» **Section de texte**:
===============
A juste titre, la Guinée est con­sidérée comme le château d'eau de l'Afrique. A Kindia, capitale régionale située à 150 km de Conakry, les populations disposent de plusieurs systèmes d'approvisionnement en eau potable. A coté du réseau urbain exploité par la Société des eaux de Guinée (SEG), qui dessert les particuliers et des bornes-fontaines réparties dans la ville, de nombreux Kindianais ont également recours à des forages équipés en pompe ma­nuelle, à des puits, à des sources aménagées et aussi à la récupération des eaux de pluies abondantes puisque les précipitations annuelles atteignent en moyenne 3 m d'eau.
===============
» **Extrait de données**:
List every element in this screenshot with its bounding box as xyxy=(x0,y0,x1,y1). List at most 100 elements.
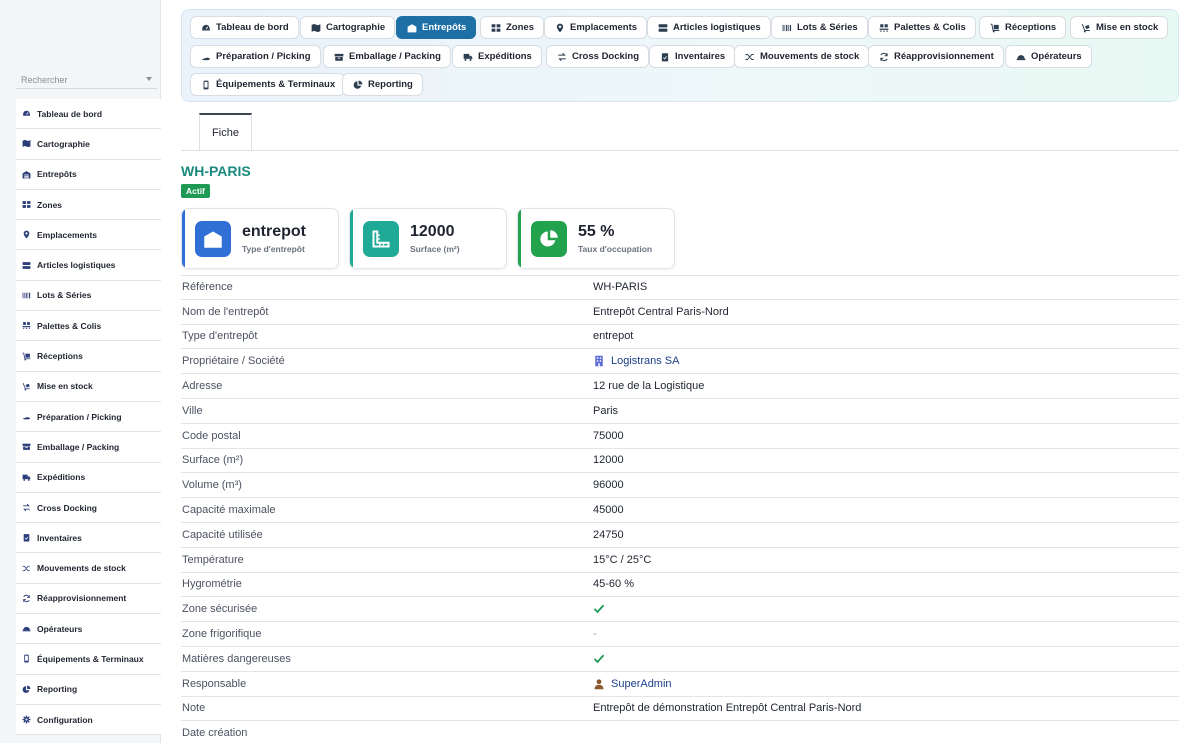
===============
» **Consigne écrite**: Reproduisez mot pour mot l'intégralité du texte sur l'approvisionnement en eau à Kindia. Le matériel ci-dessus n'est pas nécessaire.

» **Résultat de la tâche**:
A juste titre, la Guinée est con­sidérée comme le château d'eau de l'Afrique. A Kindia, capitale régionale située à 150 km de Conakry, les populations disposent de plusieurs systèmes d'approvisionnement en eau potable. A coté du réseau urbain exploité par la Société des eaux de Guinée (SEG), qui dessert les particuliers et des bornes-fontaines réparties dans la ville, de nombreux Kindianais ont également recours à des forages équipés en pompe ma­nuelle, à des puits, à des sources aménagées et aussi à la récupération des eaux de pluies abondantes puisque les précipitations annuelles atteignent en moyenne 3 m d'eau.